The adjustment to a new life seemed to be related to the willingness to move on. And what I observed was a key to that involved the orientation of the group, which was often determined by the group leader.
Great article Stan.
I have also thought a lot about this problem, but I understand it a whole lot better now after reading your article.
Thanks.
Alan
Thanks Alan
Ah, Stan, you are so blessed with just the right thought processes that you can then put into words for all to both ponder and understand. Thank you for being a bright light for many who may otherwise feel themselves lost in the shadows.
Hi Chuck,
I’m honored and humbled by your words. You’ve been a blessing to those of us who share a common illness with you.
Take Care,
Stan
Nicely written Stan! I can certainly relate…..I worked my way back to running and have been blessed to help others. What a wonderful gift my cancer has been.
Thanks for your kind words Matt. Although I’ve learned much from my cancer, I would have preferred the lessons to come for a codgidy old uncle. But that’s life!
Take Care,
Stan
Some, maybe all, mental illnesses fit here too. We know we are different, we will never “really” belong anywhere, but still long for acceptance. The Vet who lost his leg, you can see and imagine his pain. The woman going blind, you can close your eves and get a feel for her loss. How do you have compassion for the addict, how do you have compassion for the anorexic girl? We are a separate and different group, defined by illness based identity. sad
Hi Holly,
Much wisdom in your thoughts. The acceptance of “different” I think is one of the biggest problems we as a society (world?) faces. Unfortunately, it’s something as old we life.
Dear Stan,
I’ve just discovered your blog on Twitter and I’ve spent the past hour reading some of your entries. I’ve been finding your work very insightful and helpful. I have been developing an awareness of this issue recently due to a project involving vulnerable older people.
Apryl
Thank you for your kind words Apryl.

**Entries provided:**
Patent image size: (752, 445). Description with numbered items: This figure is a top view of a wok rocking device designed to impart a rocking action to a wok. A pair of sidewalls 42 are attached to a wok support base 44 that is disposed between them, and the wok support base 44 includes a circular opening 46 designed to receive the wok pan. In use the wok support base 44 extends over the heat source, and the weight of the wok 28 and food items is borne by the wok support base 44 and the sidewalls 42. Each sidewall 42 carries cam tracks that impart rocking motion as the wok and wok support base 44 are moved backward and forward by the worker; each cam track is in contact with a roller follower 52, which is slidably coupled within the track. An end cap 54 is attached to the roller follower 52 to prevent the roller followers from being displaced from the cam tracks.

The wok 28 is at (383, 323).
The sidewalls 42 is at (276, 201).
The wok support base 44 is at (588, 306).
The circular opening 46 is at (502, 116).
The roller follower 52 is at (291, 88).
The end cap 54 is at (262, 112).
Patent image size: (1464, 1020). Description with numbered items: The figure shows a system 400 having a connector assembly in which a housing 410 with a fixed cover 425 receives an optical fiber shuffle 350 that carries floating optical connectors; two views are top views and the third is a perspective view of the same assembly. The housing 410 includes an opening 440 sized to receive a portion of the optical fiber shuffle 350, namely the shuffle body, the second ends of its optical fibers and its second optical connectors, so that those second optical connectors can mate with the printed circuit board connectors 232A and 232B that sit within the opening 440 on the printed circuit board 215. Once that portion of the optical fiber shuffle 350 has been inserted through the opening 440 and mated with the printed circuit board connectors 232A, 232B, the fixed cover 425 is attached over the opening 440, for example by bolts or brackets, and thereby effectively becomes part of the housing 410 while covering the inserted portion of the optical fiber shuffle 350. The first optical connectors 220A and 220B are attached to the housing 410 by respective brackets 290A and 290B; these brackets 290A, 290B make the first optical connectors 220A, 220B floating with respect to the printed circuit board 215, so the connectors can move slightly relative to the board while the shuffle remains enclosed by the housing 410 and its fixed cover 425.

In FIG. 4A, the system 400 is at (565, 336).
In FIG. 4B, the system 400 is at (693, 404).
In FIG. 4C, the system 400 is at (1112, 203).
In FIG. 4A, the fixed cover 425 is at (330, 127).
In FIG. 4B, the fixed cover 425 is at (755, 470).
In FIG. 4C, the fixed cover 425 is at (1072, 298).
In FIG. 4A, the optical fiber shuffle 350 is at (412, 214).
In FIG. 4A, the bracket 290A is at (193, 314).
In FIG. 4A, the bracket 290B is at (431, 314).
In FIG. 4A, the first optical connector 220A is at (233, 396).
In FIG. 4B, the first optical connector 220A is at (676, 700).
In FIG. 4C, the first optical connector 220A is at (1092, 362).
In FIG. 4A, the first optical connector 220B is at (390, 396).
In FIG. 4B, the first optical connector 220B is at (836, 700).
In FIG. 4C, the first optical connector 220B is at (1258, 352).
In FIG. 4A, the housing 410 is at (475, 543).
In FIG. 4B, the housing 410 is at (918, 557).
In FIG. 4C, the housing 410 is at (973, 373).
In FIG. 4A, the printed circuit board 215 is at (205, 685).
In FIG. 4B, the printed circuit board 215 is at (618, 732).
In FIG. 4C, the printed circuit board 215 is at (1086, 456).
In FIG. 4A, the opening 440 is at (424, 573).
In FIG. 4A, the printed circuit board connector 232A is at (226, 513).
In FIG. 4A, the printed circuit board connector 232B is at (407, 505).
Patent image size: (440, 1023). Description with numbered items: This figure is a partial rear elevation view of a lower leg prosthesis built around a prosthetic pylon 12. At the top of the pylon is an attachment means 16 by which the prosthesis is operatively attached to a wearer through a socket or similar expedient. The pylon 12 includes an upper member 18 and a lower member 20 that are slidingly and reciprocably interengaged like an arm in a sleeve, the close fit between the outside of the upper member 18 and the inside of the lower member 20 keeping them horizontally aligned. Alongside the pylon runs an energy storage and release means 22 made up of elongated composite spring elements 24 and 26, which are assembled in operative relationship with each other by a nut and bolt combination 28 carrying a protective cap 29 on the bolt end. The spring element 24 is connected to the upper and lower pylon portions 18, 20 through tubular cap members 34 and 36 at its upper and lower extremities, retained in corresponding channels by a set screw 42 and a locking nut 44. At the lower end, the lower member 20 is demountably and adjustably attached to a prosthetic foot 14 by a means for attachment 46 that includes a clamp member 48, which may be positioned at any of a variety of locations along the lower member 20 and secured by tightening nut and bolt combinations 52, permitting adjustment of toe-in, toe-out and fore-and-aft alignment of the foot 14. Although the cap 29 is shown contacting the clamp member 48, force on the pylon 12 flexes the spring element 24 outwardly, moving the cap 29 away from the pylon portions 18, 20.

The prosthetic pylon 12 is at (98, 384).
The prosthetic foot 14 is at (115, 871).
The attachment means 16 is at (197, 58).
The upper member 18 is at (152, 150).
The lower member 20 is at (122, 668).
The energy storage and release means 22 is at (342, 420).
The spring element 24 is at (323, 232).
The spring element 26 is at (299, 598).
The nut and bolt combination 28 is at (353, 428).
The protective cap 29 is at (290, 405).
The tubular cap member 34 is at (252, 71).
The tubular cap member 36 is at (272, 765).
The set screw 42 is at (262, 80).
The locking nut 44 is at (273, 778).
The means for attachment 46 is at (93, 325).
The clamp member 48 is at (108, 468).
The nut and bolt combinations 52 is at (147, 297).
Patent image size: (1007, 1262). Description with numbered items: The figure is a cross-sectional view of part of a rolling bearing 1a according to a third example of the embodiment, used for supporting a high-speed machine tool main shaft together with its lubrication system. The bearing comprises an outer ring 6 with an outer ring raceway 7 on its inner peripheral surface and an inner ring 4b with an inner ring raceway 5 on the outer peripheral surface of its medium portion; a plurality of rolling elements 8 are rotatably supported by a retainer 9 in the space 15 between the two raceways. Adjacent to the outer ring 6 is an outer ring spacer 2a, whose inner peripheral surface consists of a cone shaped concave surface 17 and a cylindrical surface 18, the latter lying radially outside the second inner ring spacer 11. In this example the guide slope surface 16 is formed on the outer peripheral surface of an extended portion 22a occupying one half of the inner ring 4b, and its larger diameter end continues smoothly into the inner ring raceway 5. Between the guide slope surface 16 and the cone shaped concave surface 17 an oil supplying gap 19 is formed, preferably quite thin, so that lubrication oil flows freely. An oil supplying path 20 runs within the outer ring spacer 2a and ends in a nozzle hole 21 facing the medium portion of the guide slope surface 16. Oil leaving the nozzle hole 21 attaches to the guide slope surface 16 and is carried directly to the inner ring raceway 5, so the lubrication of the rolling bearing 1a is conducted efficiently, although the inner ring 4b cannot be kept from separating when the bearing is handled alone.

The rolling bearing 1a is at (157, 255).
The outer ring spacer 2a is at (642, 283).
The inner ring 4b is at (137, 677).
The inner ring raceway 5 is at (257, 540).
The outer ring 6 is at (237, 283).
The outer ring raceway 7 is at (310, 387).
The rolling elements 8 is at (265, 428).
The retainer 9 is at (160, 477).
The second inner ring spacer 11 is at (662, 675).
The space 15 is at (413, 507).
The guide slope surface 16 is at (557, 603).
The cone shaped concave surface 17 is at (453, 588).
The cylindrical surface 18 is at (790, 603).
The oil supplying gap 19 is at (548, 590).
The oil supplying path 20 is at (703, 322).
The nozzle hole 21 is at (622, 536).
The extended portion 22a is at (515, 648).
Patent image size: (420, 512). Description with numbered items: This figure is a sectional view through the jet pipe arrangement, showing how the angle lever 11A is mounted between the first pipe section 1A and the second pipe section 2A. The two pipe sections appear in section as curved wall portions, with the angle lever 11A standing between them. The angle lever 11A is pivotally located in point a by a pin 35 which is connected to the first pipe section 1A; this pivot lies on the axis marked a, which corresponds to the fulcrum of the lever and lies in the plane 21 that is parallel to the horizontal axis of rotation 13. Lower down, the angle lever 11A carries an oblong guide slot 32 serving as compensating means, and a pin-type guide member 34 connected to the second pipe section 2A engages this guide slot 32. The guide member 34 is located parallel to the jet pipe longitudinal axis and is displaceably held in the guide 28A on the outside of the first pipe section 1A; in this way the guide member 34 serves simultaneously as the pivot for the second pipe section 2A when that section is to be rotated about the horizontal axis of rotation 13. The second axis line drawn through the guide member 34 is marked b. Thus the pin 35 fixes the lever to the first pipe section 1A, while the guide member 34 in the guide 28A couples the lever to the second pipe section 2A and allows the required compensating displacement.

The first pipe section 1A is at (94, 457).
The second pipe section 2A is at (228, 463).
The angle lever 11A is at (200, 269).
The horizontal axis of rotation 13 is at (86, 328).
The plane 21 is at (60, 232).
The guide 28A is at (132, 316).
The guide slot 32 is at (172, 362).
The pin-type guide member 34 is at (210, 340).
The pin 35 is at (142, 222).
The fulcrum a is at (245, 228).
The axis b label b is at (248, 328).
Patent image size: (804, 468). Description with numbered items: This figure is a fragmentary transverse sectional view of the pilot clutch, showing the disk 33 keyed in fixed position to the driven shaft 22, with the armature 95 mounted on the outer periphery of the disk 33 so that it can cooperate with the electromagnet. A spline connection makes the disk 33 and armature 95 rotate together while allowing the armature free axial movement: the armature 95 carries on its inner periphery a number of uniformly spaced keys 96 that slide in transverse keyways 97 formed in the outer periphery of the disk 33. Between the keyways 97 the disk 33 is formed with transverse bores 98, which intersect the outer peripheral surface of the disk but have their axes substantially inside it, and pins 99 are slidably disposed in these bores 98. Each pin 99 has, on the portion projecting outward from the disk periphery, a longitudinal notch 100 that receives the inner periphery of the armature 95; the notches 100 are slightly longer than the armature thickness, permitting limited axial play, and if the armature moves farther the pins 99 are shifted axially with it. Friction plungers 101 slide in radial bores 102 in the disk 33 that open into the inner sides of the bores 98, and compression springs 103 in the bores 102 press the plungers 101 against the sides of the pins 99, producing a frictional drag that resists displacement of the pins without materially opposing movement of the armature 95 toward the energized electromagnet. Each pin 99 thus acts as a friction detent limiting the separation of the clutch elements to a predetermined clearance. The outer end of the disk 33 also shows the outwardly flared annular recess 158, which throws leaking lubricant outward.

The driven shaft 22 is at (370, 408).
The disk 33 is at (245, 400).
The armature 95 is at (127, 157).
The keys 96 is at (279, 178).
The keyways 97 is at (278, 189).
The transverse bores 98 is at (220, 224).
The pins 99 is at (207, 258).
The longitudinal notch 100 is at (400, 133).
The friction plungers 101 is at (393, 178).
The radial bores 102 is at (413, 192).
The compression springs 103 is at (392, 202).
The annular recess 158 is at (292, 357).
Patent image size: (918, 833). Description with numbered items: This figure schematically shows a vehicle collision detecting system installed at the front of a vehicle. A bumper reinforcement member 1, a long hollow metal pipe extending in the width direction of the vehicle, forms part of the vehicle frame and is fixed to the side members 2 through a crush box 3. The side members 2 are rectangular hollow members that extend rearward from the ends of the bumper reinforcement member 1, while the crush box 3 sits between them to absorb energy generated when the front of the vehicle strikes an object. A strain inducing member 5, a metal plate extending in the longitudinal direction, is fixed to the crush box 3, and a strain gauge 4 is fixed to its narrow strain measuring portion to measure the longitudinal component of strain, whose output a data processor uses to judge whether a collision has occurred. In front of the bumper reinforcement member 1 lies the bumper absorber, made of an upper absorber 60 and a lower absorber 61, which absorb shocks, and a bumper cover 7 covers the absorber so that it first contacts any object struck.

**Problem:** Continue the blog comment thread about illness and belonging, starting after its final sentence.

**Response below:**
Take Care,
Stan
Wow. I feel like I’ve been reprimanded. In a good way, mind you. My Dad has had a couple of bigger strokes and they have left him with limited vision and balance problems that require he use a walker to get around. I am now looking forward to having the opportunity to sit down with him and explore HIS feelings about the things that he has “lost”. Thank you!
Hi Gatfly,
You don’t need to feel reprimanded. I’ve found that it’s very difficult for people who are healthy to understand what someone with a chronic or terminal illness feels. But you’ve found the right solution–siting down with your Dad.
Take Care,
Stan
Without a doubt the truth is heartfelt in your words. It is understanding with your heart that can make such a difference in someones life and yours as well. I found this to be so very true while losing my sister to Alzheimer’s. I did not lose all of her. I did not lose her heart and soul where I believe she was alive and well.
Very wise words Roberto.
There ones that would benefit anyone with a loved one who is ill.
Take Care,
Stan
Beautifully put, as usual.
Thank you Charlotte
This is excellent. Many thanks for sharing this.
Thanks Alvean,
I try to make my articles useful.
Stan
A big problem beautifully stated! Sadly,few people will learn this important lesson which you outlined. If only there was a course, like a Blueprint for Living,taught in highschool!
Hi Ronee,
Thanks for the kind words. As my mother would say as she looked to the heavens, “From your mouth to his ear!” Accepting that a love done is changing is difficult.